Exercise brief: Copy each line below exactly and leave the pictures out.

Excerpted records:
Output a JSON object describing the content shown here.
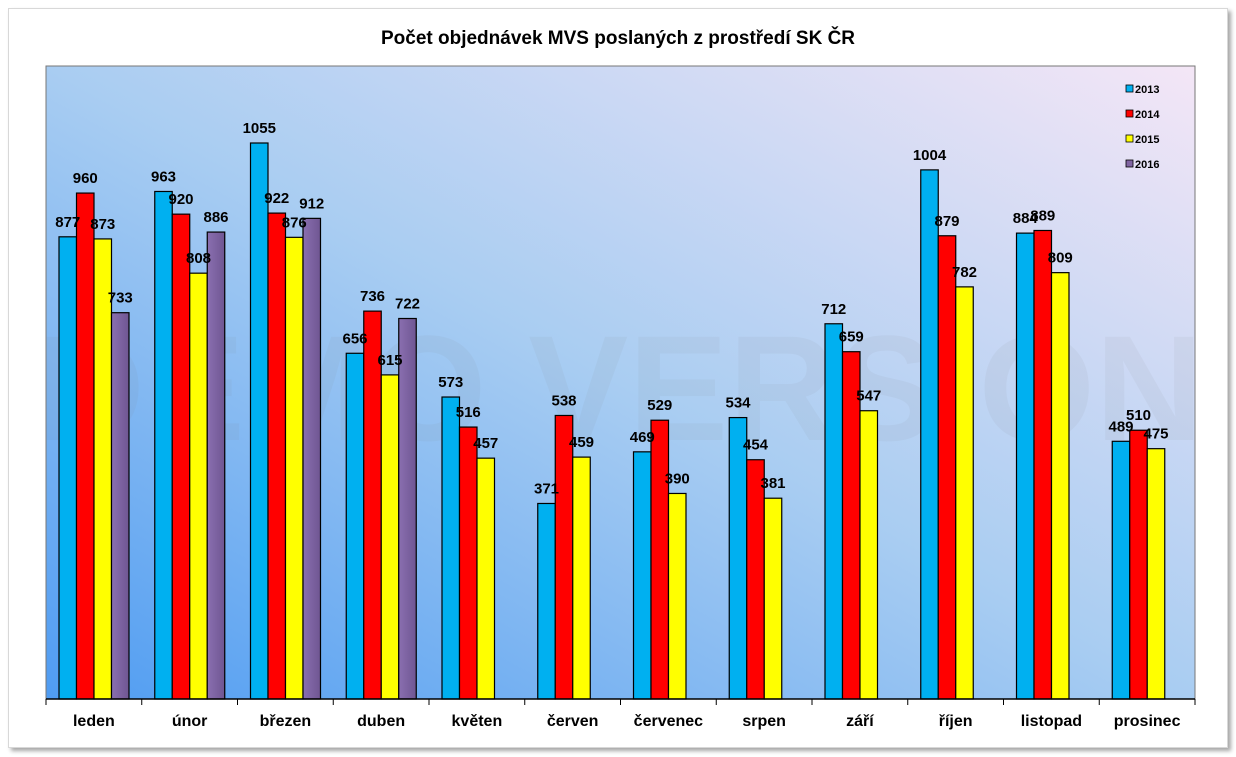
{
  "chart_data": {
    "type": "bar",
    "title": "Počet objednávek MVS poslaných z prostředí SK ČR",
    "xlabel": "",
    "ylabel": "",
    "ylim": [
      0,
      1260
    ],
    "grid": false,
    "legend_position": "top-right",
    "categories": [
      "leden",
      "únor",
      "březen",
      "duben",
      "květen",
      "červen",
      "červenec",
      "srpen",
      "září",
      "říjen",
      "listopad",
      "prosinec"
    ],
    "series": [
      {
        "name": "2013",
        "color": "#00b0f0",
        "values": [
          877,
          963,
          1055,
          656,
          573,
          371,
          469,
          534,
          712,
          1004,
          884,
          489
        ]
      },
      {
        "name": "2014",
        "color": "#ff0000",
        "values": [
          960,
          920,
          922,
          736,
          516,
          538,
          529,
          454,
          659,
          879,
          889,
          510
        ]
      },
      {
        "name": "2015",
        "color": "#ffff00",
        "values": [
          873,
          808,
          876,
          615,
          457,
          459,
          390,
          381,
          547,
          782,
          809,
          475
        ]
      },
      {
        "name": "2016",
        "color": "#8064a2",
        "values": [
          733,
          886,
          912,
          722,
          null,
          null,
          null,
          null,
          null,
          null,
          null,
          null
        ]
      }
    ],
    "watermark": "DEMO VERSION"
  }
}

Answer below:
Output a JSON object describing the content shown here.
{
  "chart_data": {
    "type": "bar",
    "title": "Počet objednávek MVS poslaných z prostředí SK ČR",
    "xlabel": "",
    "ylabel": "",
    "ylim": [
      0,
      1260
    ],
    "grid": false,
    "legend_position": "top-right",
    "categories": [
      "leden",
      "únor",
      "březen",
      "duben",
      "květen",
      "červen",
      "červenec",
      "srpen",
      "září",
      "říjen",
      "listopad",
      "prosinec"
    ],
    "series": [
      {
        "name": "2013",
        "color": "#00b0f0",
        "values": [
          877,
          963,
          1055,
          656,
          573,
          371,
          469,
          534,
          712,
          1004,
          884,
          489
        ]
      },
      {
        "name": "2014",
        "color": "#ff0000",
        "values": [
          960,
          920,
          922,
          736,
          516,
          538,
          529,
          454,
          659,
          879,
          889,
          510
        ]
      },
      {
        "name": "2015",
        "color": "#ffff00",
        "values": [
          873,
          808,
          876,
          615,
          457,
          459,
          390,
          381,
          547,
          782,
          809,
          475
        ]
      },
      {
        "name": "2016",
        "color": "#8064a2",
        "values": [
          733,
          886,
          912,
          722,
          null,
          null,
          null,
          null,
          null,
          null,
          null,
          null
        ]
      }
    ],
    "watermark": "DEMO VERSION"
  }
}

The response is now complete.